>> Start

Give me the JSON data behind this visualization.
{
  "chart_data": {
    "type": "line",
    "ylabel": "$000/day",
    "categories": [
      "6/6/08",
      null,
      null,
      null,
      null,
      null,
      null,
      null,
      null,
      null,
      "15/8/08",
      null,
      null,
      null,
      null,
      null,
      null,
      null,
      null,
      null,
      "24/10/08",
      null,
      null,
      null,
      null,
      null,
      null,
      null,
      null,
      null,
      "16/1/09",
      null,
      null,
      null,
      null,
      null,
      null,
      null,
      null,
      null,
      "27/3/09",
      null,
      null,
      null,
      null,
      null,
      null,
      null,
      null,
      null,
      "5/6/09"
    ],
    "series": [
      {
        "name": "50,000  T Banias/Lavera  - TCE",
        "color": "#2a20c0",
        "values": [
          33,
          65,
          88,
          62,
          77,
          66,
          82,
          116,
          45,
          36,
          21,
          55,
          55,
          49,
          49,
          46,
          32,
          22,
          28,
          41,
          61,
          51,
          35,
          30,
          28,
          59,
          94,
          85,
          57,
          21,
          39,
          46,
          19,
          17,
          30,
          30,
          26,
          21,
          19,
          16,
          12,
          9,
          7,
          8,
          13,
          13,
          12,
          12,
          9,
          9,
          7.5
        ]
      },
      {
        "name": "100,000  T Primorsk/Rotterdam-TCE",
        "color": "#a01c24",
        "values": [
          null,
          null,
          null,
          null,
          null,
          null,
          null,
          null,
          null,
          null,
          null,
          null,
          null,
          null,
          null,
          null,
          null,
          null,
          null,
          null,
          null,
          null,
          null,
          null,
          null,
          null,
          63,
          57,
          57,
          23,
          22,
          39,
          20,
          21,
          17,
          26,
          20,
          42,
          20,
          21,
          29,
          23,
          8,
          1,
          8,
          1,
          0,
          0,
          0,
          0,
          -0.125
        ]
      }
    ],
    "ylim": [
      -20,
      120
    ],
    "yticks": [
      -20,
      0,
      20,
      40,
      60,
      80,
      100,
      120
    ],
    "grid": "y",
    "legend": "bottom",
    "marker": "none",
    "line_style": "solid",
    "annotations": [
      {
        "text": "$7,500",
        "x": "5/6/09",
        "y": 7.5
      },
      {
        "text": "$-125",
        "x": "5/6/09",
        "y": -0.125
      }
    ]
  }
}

>> End

* _Task directions_:
Write the material out again in its entirety, exactly as shown.

* _Task response_:
Give me the JSON data behind this visualization.
{
  "chart_data": {
    "type": "line",
    "ylabel": "$000/day",
    "categories": [
      "6/6/08",
      null,
      null,
      null,
      null,
      null,
      null,
      null,
      null,
      null,
      "15/8/08",
      null,
      null,
      null,
      null,
      null,
      null,
      null,
      null,
      null,
      "24/10/08",
      null,
      null,
      null,
      null,
      null,
      null,
      null,
      null,
      null,
      "16/1/09",
      null,
      null,
      null,
      null,
      null,
      null,
      null,
      null,
      null,
      "27/3/09",
      null,
      null,
      null,
      null,
      null,
      null,
      null,
      null,
      null,
      "5/6/09"
    ],
    "series": [
      {
        "name": "50,000  T Banias/Lavera  - TCE",
        "color": "#2a20c0",
        "values": [
          33,
          65,
          88,
          62,
          77,
          66,
          82,
          116,
          45,
          36,
          21,
          55,
          55,
          49,
          49,
          46,
          32,
          22,
          28,
          41,
          61,
          51,
          35,
          30,
          28,
          59,
          94,
          85,
          57,
          21,
          39,
          46,
          19,
          17,
          30,
          30,
          26,
          21,
          19,
          16,
          12,
          9,
          7,
          8,
          13,
          13,
          12,
          12,
          9,
          9,
          7.5
        ]
      },
      {
        "name": "100,000  T Primorsk/Rotterdam-TCE",
        "color": "#a01c24",
        "values": [
          null,
          null,
          null,
          null,
          null,
          null,
          null,
          null,
          null,
          null,
          null,
          null,
          null,
          null,
          null,
          null,
          null,
          null,
          null,
          null,
          null,
          null,
          null,
          null,
          null,
          null,
          63,
          57,
          57,
          23,
          22,
          39,
          20,
          21,
          17,
          26,
          20,
          42,
          20,
          21,
          29,
          23,
          8,
          1,
          8,
          1,
          0,
          0,
          0,
          0,
          -0.125
        ]
      }
    ],
    "ylim": [
      -20,
      120
    ],
    "yticks": [
      -20,
      0,
      20,
      40,
      60,
      80,
      100,
      120
    ],
    "grid": "y",
    "legend": "bottom",
    "marker": "none",
    "line_style": "solid",
    "annotations": [
      {
        "text": "$7,500",
        "x": "5/6/09",
        "y": 7.5
      },
      {
        "text": "$-125",
        "x": "5/6/09",
        "y": -0.125
      }
    ]
  }
}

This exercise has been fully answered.